**Task to carry out**: Please convert every line of the material below into a JSON list of strings, one string per line, leaving out blank lines.

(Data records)
BEGIN

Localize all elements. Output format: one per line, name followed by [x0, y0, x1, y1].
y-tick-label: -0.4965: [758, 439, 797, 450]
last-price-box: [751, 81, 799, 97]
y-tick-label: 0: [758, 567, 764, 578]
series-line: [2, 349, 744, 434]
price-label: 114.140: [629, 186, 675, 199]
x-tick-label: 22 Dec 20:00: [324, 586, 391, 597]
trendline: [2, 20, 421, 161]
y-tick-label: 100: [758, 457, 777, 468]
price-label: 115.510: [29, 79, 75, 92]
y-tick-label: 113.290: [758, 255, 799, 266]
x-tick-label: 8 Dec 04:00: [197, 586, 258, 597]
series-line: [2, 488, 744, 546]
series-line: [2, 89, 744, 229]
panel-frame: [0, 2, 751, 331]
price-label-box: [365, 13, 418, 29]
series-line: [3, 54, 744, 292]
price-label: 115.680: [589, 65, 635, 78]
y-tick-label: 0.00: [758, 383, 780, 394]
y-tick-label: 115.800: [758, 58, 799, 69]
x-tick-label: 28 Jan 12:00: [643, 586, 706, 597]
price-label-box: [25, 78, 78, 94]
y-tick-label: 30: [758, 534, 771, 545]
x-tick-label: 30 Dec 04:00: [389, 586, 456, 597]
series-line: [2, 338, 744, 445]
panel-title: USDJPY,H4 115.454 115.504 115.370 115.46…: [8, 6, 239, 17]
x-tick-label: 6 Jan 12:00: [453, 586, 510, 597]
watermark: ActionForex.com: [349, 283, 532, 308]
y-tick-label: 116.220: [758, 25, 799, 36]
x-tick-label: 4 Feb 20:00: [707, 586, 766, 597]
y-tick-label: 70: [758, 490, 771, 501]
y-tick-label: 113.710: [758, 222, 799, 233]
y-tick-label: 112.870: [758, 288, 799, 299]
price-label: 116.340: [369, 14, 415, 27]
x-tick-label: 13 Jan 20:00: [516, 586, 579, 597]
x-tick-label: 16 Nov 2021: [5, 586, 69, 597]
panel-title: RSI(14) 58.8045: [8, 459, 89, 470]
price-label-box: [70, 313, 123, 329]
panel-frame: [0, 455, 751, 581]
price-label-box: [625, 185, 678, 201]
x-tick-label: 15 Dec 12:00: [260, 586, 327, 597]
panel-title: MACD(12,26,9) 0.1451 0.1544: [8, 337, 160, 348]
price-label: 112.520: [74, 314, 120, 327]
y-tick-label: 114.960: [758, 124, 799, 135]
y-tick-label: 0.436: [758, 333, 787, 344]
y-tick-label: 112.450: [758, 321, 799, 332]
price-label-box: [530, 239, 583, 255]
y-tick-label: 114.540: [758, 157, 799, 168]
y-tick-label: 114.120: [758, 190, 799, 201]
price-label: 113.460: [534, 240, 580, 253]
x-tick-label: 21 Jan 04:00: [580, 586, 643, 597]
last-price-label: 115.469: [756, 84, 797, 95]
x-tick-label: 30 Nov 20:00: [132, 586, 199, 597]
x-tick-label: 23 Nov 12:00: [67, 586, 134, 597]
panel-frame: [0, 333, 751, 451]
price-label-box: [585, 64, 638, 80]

END

**Answer to this problem**:
[
  "Localize all elements. Output format: one per line, name followed by [x0, y0, x1, y1].",
  "y-tick-label: -0.4965: [758, 439, 797, 450]",
  "last-price-box: [751, 81, 799, 97]",
  "y-tick-label: 0: [758, 567, 764, 578]",
  "series-line: [2, 349, 744, 434]",
  "price-label: 114.140: [629, 186, 675, 199]",
  "x-tick-label: 22 Dec 20:00: [324, 586, 391, 597]",
  "trendline: [2, 20, 421, 161]",
  "y-tick-label: 100: [758, 457, 777, 468]",
  "price-label: 115.510: [29, 79, 75, 92]",
  "y-tick-label: 113.290: [758, 255, 799, 266]",
  "x-tick-label: 8 Dec 04:00: [197, 586, 258, 597]",
  "series-line: [2, 488, 744, 546]",
  "series-line: [2, 89, 744, 229]",
  "panel-frame: [0, 2, 751, 331]",
  "price-label-box: [365, 13, 418, 29]",
  "series-line: [3, 54, 744, 292]",
  "price-label: 115.680: [589, 65, 635, 78]",
  "y-tick-label: 0.00: [758, 383, 780, 394]",
  "y-tick-label: 115.800: [758, 58, 799, 69]",
  "x-tick-label: 28 Jan 12:00: [643, 586, 706, 597]",
  "price-label-box: [25, 78, 78, 94]",
  "y-tick-label: 30: [758, 534, 771, 545]",
  "x-tick-label: 30 Dec 04:00: [389, 586, 456, 597]",
  "series-line: [2, 338, 744, 445]",
  "panel-title: USDJPY,H4 115.454 115.504 115.370 115.46…: [8, 6, 239, 17]",
  "x-tick-label: 6 Jan 12:00: [453, 586, 510, 597]",
  "watermark: ActionForex.com: [349, 283, 532, 308]",
  "y-tick-label: 116.220: [758, 25, 799, 36]",
  "x-tick-label: 4 Feb 20:00: [707, 586, 766, 597]",
  "y-tick-label: 70: [758, 490, 771, 501]",
  "y-tick-label: 113.710: [758, 222, 799, 233]",
  "y-tick-label: 112.870: [758, 288, 799, 299]",
  "price-label: 116.340: [369, 14, 415, 27]",
  "x-tick-label: 13 Jan 20:00: [516, 586, 579, 597]",
  "x-tick-label: 16 Nov 2021: [5, 586, 69, 597]",
  "panel-title: RSI(14) 58.8045: [8, 459, 89, 470]",
  "price-label-box: [70, 313, 123, 329]",
  "panel-frame: [0, 455, 751, 581]",
  "price-label-box: [625, 185, 678, 201]",
  "x-tick-label: 15 Dec 12:00: [260, 586, 327, 597]",
  "panel-title: MACD(12,26,9) 0.1451 0.1544: [8, 337, 160, 348]",
  "price-label: 112.520: [74, 314, 120, 327]",
  "y-tick-label: 114.960: [758, 124, 799, 135]",
  "y-tick-label: 0.436: [758, 333, 787, 344]",
  "y-tick-label: 112.450: [758, 321, 799, 332]",
  "price-label-box: [530, 239, 583, 255]",
  "y-tick-label: 114.540: [758, 157, 799, 168]",
  "y-tick-label: 114.120: [758, 190, 799, 201]",
  "price-label: 113.460: [534, 240, 580, 253]",
  "x-tick-label: 21 Jan 04:00: [580, 586, 643, 597]",
  "last-price-label: 115.469: [756, 84, 797, 95]",
  "x-tick-label: 30 Nov 20:00: [132, 586, 199, 597]",
  "x-tick-label: 23 Nov 12:00: [67, 586, 134, 597]",
  "panel-frame: [0, 333, 751, 451]",
  "price-label-box: [585, 64, 638, 80]"
]